▶ What the task asks
Pictures do not belong in the copy; transcribe everything else in the records exactly.

══════════════════════════════

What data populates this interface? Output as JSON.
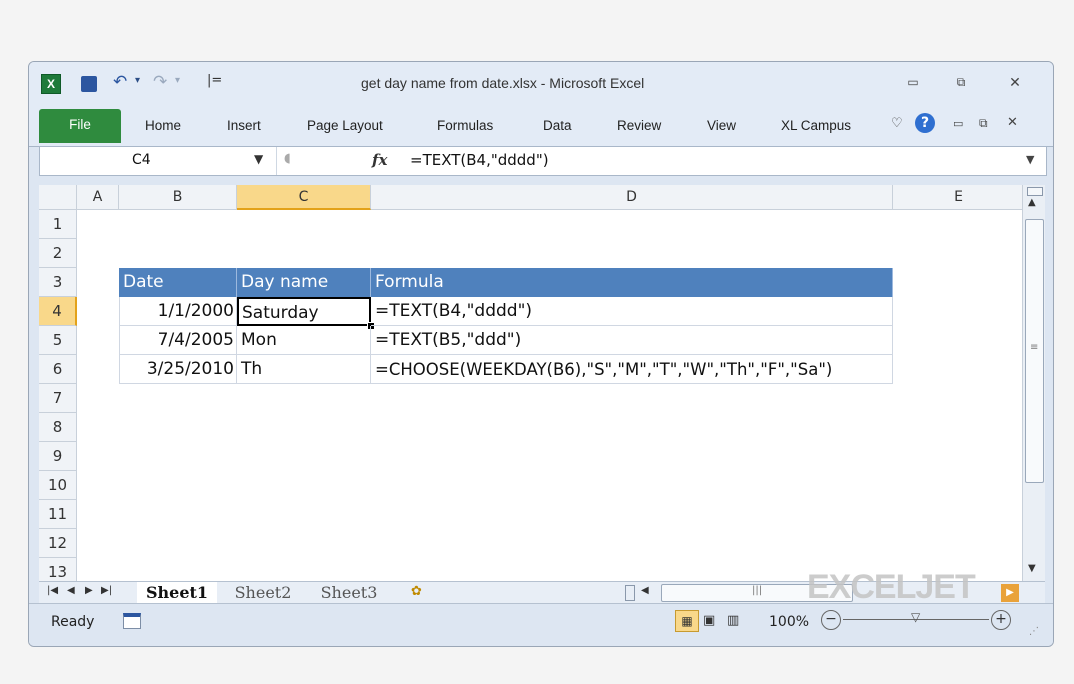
{
  "window": {
    "title": "get day name from date.xlsx - Microsoft Excel",
    "controls": {
      "minimize": "▭",
      "restore": "⧉",
      "close": "✕"
    }
  },
  "ribbon": {
    "file_tab": "File",
    "tabs": [
      "Home",
      "Insert",
      "Page Layout",
      "Formulas",
      "Data",
      "Review",
      "View",
      "XL Campus"
    ]
  },
  "formula_bar": {
    "name_box": "C4",
    "fx_label": "fx",
    "formula": "=TEXT(B4,\"dddd\")"
  },
  "grid": {
    "columns": [
      "A",
      "B",
      "C",
      "D",
      "E"
    ],
    "selected_column": "C",
    "rows": [
      "1",
      "2",
      "3",
      "4",
      "5",
      "6",
      "7",
      "8",
      "9",
      "10",
      "11",
      "12",
      "13"
    ],
    "selected_row": "4",
    "table": {
      "headers": [
        "Date",
        "Day name",
        "Formula"
      ],
      "rows": [
        [
          "1/1/2000",
          "Saturday",
          "=TEXT(B4,\"dddd\")"
        ],
        [
          "7/4/2005",
          "Mon",
          "=TEXT(B5,\"ddd\")"
        ],
        [
          "3/25/2010",
          "Th",
          "=CHOOSE(WEEKDAY(B6),\"S\",\"M\",\"T\",\"W\",\"Th\",\"F\",\"Sa\")"
        ]
      ]
    }
  },
  "sheets": {
    "tabs": [
      "Sheet1",
      "Sheet2",
      "Sheet3"
    ],
    "active": "Sheet1"
  },
  "status_bar": {
    "ready": "Ready",
    "zoom": "100%"
  },
  "watermark": "EXCELJET",
  "colors": {
    "header_fill": "#4f81bd",
    "file_tab": "#2f8b3e",
    "selection": "#f9d88a"
  }
}
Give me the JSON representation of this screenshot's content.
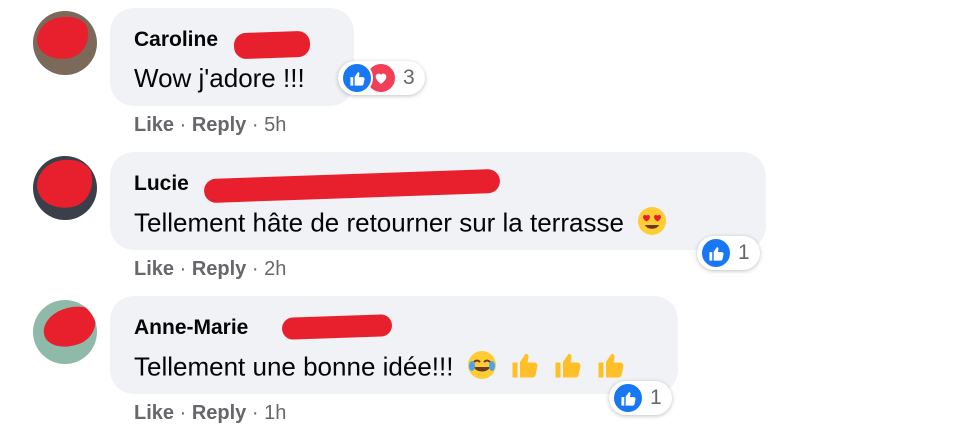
{
  "comments": [
    {
      "author": "Caroline",
      "text": "Wow j'adore !!!",
      "reaction_count": "3",
      "reactions": [
        "like-icon",
        "love-icon"
      ],
      "like_label": "Like",
      "reply_label": "Reply",
      "separator": "·",
      "time": "5h"
    },
    {
      "author": "Lucie",
      "text": "Tellement hâte de retourner sur la terrasse",
      "reaction_count": "1",
      "reactions": [
        "like-icon"
      ],
      "trailing_emoji": [
        "heart-eyes-emoji"
      ],
      "like_label": "Like",
      "reply_label": "Reply",
      "separator": "·",
      "time": "2h"
    },
    {
      "author": "Anne-Marie",
      "text": "Tellement une bonne idée!!!",
      "reaction_count": "1",
      "reactions": [
        "like-icon"
      ],
      "trailing_emoji": [
        "tears-of-joy-emoji",
        "thumbs-up-emoji",
        "thumbs-up-emoji",
        "thumbs-up-emoji"
      ],
      "like_label": "Like",
      "reply_label": "Reply",
      "separator": "·",
      "time": "1h"
    }
  ],
  "colors": {
    "bubble": "#f0f2f5",
    "like_blue": "#1877f2",
    "love_red": "#f33e58",
    "meta_gray": "#65676b",
    "redaction": "#e8202d"
  }
}
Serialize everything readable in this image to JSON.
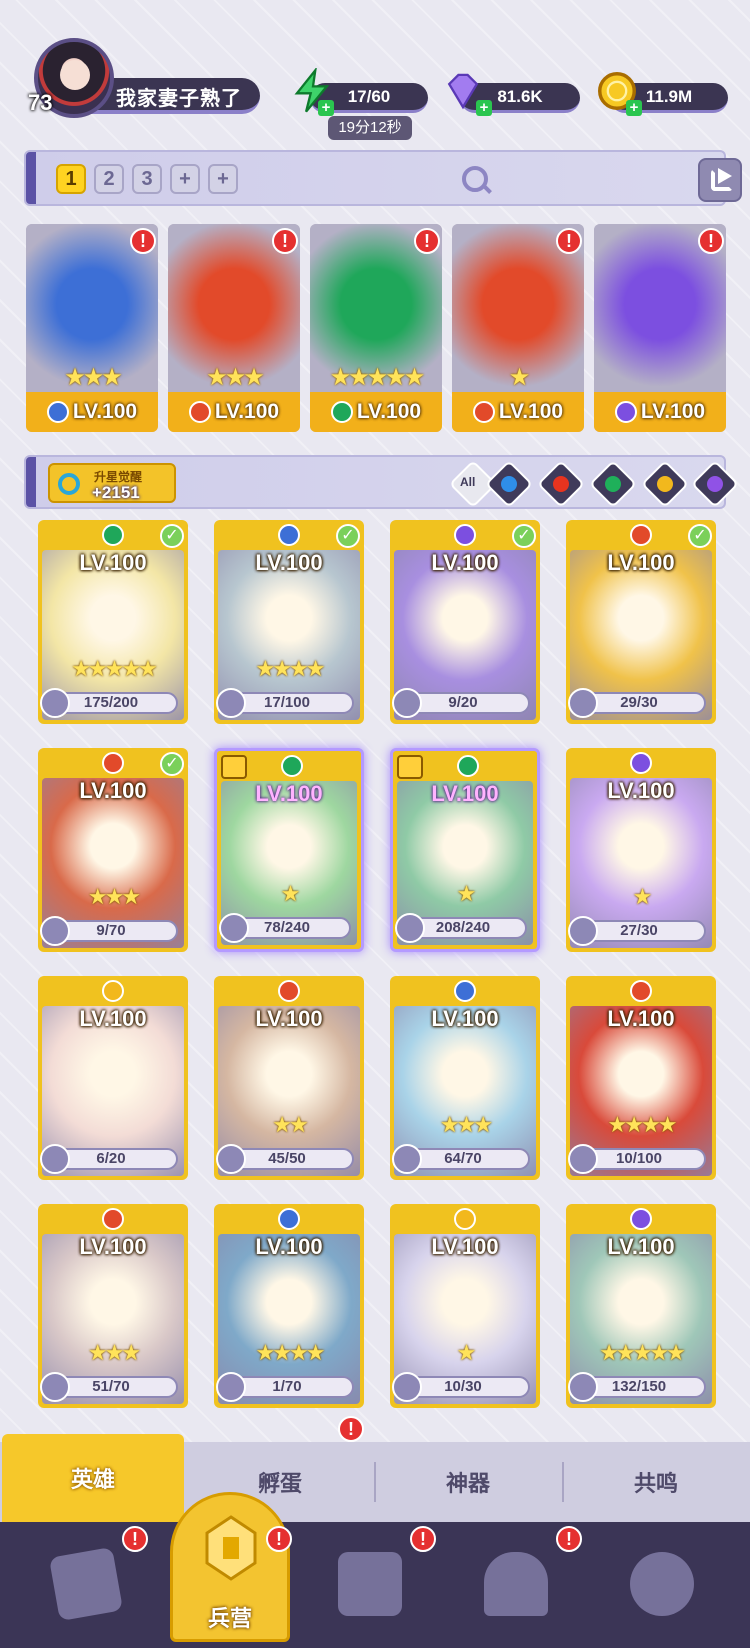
{
  "player": {
    "level": "73",
    "name": "我家妻子熟了"
  },
  "resources": {
    "energy": "17/60",
    "energy_timer": "19分12秒",
    "gems": "81.6K",
    "gold": "11.9M"
  },
  "team_tabs": [
    "1",
    "2",
    "3",
    "+",
    "+"
  ],
  "team": [
    {
      "element": "water",
      "stars": "★★★",
      "level": "LV.100",
      "color": "#3d6fd6"
    },
    {
      "element": "fire",
      "stars": "★★★",
      "level": "LV.100",
      "color": "#e24a2a"
    },
    {
      "element": "wind",
      "stars": "★★★★★",
      "level": "LV.100",
      "color": "#1fa75a"
    },
    {
      "element": "fire",
      "stars": "★",
      "level": "LV.100",
      "color": "#e24a2a"
    },
    {
      "element": "dark",
      "stars": "",
      "level": "LV.100",
      "color": "#7c4fe0"
    }
  ],
  "awaken": {
    "title": "升星觉醒",
    "count": "+2151"
  },
  "filters": {
    "all_label": "All",
    "elements": [
      {
        "name": "water-filter-icon",
        "color": "#2f8ee8"
      },
      {
        "name": "fire-filter-icon",
        "color": "#e8341f"
      },
      {
        "name": "wind-filter-icon",
        "color": "#1fb05a"
      },
      {
        "name": "light-filter-icon",
        "color": "#f2b81d"
      },
      {
        "name": "dark-filter-icon",
        "color": "#9052e6"
      }
    ]
  },
  "heroes": [
    {
      "level": "LV.100",
      "shards": "175/200",
      "stars": "★★★★★",
      "element_color": "#1fa75a",
      "checked": true,
      "art": "#f3e6a6"
    },
    {
      "level": "LV.100",
      "shards": "17/100",
      "stars": "★★★★",
      "element_color": "#3d6fd6",
      "checked": true,
      "art": "#b7c6cf"
    },
    {
      "level": "LV.100",
      "shards": "9/20",
      "stars": "",
      "element_color": "#7c4fe0",
      "checked": true,
      "art": "#a88fe0"
    },
    {
      "level": "LV.100",
      "shards": "29/30",
      "stars": "",
      "element_color": "#e24a2a",
      "checked": true,
      "art": "#f0c24a"
    },
    {
      "level": "LV.100",
      "shards": "9/70",
      "stars": "★★★",
      "element_color": "#e24a2a",
      "checked": true,
      "art": "#d96a4a"
    },
    {
      "level": "LV.100",
      "shards": "78/240",
      "stars": "★",
      "element_color": "#1fa75a",
      "special": true,
      "art": "#9ed7a0"
    },
    {
      "level": "LV.100",
      "shards": "208/240",
      "stars": "★",
      "element_color": "#1fa75a",
      "special": true,
      "art": "#8fcaa6"
    },
    {
      "level": "LV.100",
      "shards": "27/30",
      "stars": "★",
      "element_color": "#7c4fe0",
      "art": "#c9a9f0"
    },
    {
      "level": "LV.100",
      "shards": "6/20",
      "stars": "",
      "element_color": "#f2b81d",
      "art": "#f3dcd6"
    },
    {
      "level": "LV.100",
      "shards": "45/50",
      "stars": "★★",
      "element_color": "#e24a2a",
      "art": "#d5b7a2"
    },
    {
      "level": "LV.100",
      "shards": "64/70",
      "stars": "★★★",
      "element_color": "#3d6fd6",
      "art": "#a9d3e8"
    },
    {
      "level": "LV.100",
      "shards": "10/100",
      "stars": "★★★★",
      "element_color": "#e24a2a",
      "art": "#d94a3a"
    },
    {
      "level": "LV.100",
      "shards": "51/70",
      "stars": "★★★",
      "element_color": "#e24a2a",
      "art": "#d9c8c8"
    },
    {
      "level": "LV.100",
      "shards": "1/70",
      "stars": "★★★★",
      "element_color": "#3d6fd6",
      "art": "#7fa9c9"
    },
    {
      "level": "LV.100",
      "shards": "10/30",
      "stars": "★",
      "element_color": "#f2b81d",
      "art": "#d7d3ec"
    },
    {
      "level": "LV.100",
      "shards": "132/150",
      "stars": "★★★★★",
      "element_color": "#7c4fe0",
      "art": "#9fc7b8"
    }
  ],
  "sub_tabs": [
    "英雄",
    "孵蛋",
    "神器",
    "共鸣"
  ],
  "nav": {
    "active_label": "兵营"
  }
}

══════════════════════════════

▶ Task response
What data populates this interface? Output as JSON.
{
  "window": {
    "title": "get day name from date.xlsx - Microsoft Excel",
    "controls": {
      "minimize": "▭",
      "restore": "⧉",
      "close": "✕"
    }
  },
  "ribbon": {
    "file_tab": "File",
    "tabs": [
      "Home",
      "Insert",
      "Page Layout",
      "Formulas",
      "Data",
      "Review",
      "View",
      "XL Campus"
    ]
  },
  "formula_bar": {
    "name_box": "C4",
    "fx_label": "fx",
    "formula": "=TEXT(B4,\"dddd\")"
  },
  "grid": {
    "columns": [
      "A",
      "B",
      "C",
      "D",
      "E"
    ],
    "selected_column": "C",
    "rows": [
      "1",
      "2",
      "3",
      "4",
      "5",
      "6",
      "7",
      "8",
      "9",
      "10",
      "11",
      "12",
      "13"
    ],
    "selected_row": "4",
    "table": {
      "headers": [
        "Date",
        "Day name",
        "Formula"
      ],
      "rows": [
        [
          "1/1/2000",
          "Saturday",
          "=TEXT(B4,\"dddd\")"
        ],
        [
          "7/4/2005",
          "Mon",
          "=TEXT(B5,\"ddd\")"
        ],
        [
          "3/25/2010",
          "Th",
          "=CHOOSE(WEEKDAY(B6),\"S\",\"M\",\"T\",\"W\",\"Th\",\"F\",\"Sa\")"
        ]
      ]
    }
  },
  "sheets": {
    "tabs": [
      "Sheet1",
      "Sheet2",
      "Sheet3"
    ],
    "active": "Sheet1"
  },
  "status_bar": {
    "ready": "Ready",
    "zoom": "100%"
  },
  "watermark": "EXCELJET",
  "colors": {
    "header_fill": "#4f81bd",
    "file_tab": "#2f8b3e",
    "selection": "#f9d88a"
  }
}
Give me the JSON representation of this screenshot's content.
{
  "comments": [
    {
      "author": "Caroline",
      "text": "Wow j'adore !!!",
      "reaction_count": "3",
      "reactions": [
        "like-icon",
        "love-icon"
      ],
      "like_label": "Like",
      "reply_label": "Reply",
      "separator": "·",
      "time": "5h"
    },
    {
      "author": "Lucie",
      "text": "Tellement hâte de retourner sur la terrasse",
      "reaction_count": "1",
      "reactions": [
        "like-icon"
      ],
      "trailing_emoji": [
        "heart-eyes-emoji"
      ],
      "like_label": "Like",
      "reply_label": "Reply",
      "separator": "·",
      "time": "2h"
    },
    {
      "author": "Anne-Marie",
      "text": "Tellement une bonne idée!!!",
      "reaction_count": "1",
      "reactions": [
        "like-icon"
      ],
      "trailing_emoji": [
        "tears-of-joy-emoji",
        "thumbs-up-emoji",
        "thumbs-up-emoji",
        "thumbs-up-emoji"
      ],
      "like_label": "Like",
      "reply_label": "Reply",
      "separator": "·",
      "time": "1h"
    }
  ],
  "colors": {
    "bubble": "#f0f2f5",
    "like_blue": "#1877f2",
    "love_red": "#f33e58",
    "meta_gray": "#65676b",
    "redaction": "#e8202d"
  }
}
Serialize everything readable in this image to JSON.
{
  "player": {
    "level": "73",
    "name": "我家妻子熟了"
  },
  "resources": {
    "energy": "17/60",
    "energy_timer": "19分12秒",
    "gems": "81.6K",
    "gold": "11.9M"
  },
  "team_tabs": [
    "1",
    "2",
    "3",
    "+",
    "+"
  ],
  "team": [
    {
      "element": "water",
      "stars": "★★★",
      "level": "LV.100",
      "color": "#3d6fd6"
    },
    {
      "element": "fire",
      "stars": "★★★",
      "level": "LV.100",
      "color": "#e24a2a"
    },
    {
      "element": "wind",
      "stars": "★★★★★",
      "level": "LV.100",
      "color": "#1fa75a"
    },
    {
      "element": "fire",
      "stars": "★",
      "level": "LV.100",
      "color": "#e24a2a"
    },
    {
      "element": "dark",
      "stars": "",
      "level": "LV.100",
      "color": "#7c4fe0"
    }
  ],
  "awaken": {
    "title": "升星觉醒",
    "count": "+2151"
  },
  "filters": {
    "all_label": "All",
    "elements": [
      {
        "name": "water-filter-icon",
        "color": "#2f8ee8"
      },
      {
        "name": "fire-filter-icon",
        "color": "#e8341f"
      },
      {
        "name": "wind-filter-icon",
        "color": "#1fb05a"
      },
      {
        "name": "light-filter-icon",
        "color": "#f2b81d"
      },
      {
        "name": "dark-filter-icon",
        "color": "#9052e6"
      }
    ]
  },
  "heroes": [
    {
      "level": "LV.100",
      "shards": "175/200",
      "stars": "★★★★★",
      "element_color": "#1fa75a",
      "checked": true,
      "art": "#f3e6a6"
    },
    {
      "level": "LV.100",
      "shards": "17/100",
      "stars": "★★★★",
      "element_color": "#3d6fd6",
      "checked": true,
      "art": "#b7c6cf"
    },
    {
      "level": "LV.100",
      "shards": "9/20",
      "stars": "",
      "element_color": "#7c4fe0",
      "checked": true,
      "art": "#a88fe0"
    },
    {
      "level": "LV.100",
      "shards": "29/30",
      "stars": "",
      "element_color": "#e24a2a",
      "checked": true,
      "art": "#f0c24a"
    },
    {
      "level": "LV.100",
      "shards": "9/70",
      "stars": "★★★",
      "element_color": "#e24a2a",
      "checked": true,
      "art": "#d96a4a"
    },
    {
      "level": "LV.100",
      "shards": "78/240",
      "stars": "★",
      "element_color": "#1fa75a",
      "special": true,
      "art": "#9ed7a0"
    },
    {
      "level": "LV.100",
      "shards": "208/240",
      "stars": "★",
      "element_color": "#1fa75a",
      "special": true,
      "art": "#8fcaa6"
    },
    {
      "level": "LV.100",
      "shards": "27/30",
      "stars": "★",
      "element_color": "#7c4fe0",
      "art": "#c9a9f0"
    },
    {
      "level": "LV.100",
      "shards": "6/20",
      "stars": "",
      "element_color": "#f2b81d",
      "art": "#f3dcd6"
    },
    {
      "level": "LV.100",
      "shards": "45/50",
      "stars": "★★",
      "element_color": "#e24a2a",
      "art": "#d5b7a2"
    },
    {
      "level": "LV.100",
      "shards": "64/70",
      "stars": "★★★",
      "element_color": "#3d6fd6",
      "art": "#a9d3e8"
    },
    {
      "level": "LV.100",
      "shards": "10/100",
      "stars": "★★★★",
      "element_color": "#e24a2a",
      "art": "#d94a3a"
    },
    {
      "level": "LV.100",
      "shards": "51/70",
      "stars": "★★★",
      "element_color": "#e24a2a",
      "art": "#d9c8c8"
    },
    {
      "level": "LV.100",
      "shards": "1/70",
      "stars": "★★★★",
      "element_color": "#3d6fd6",
      "art": "#7fa9c9"
    },
    {
      "level": "LV.100",
      "shards": "10/30",
      "stars": "★",
      "element_color": "#f2b81d",
      "art": "#d7d3ec"
    },
    {
      "level": "LV.100",
      "shards": "132/150",
      "stars": "★★★★★",
      "element_color": "#7c4fe0",
      "art": "#9fc7b8"
    }
  ],
  "sub_tabs": [
    "英雄",
    "孵蛋",
    "神器",
    "共鸣"
  ],
  "nav": {
    "active_label": "兵营"
  }
}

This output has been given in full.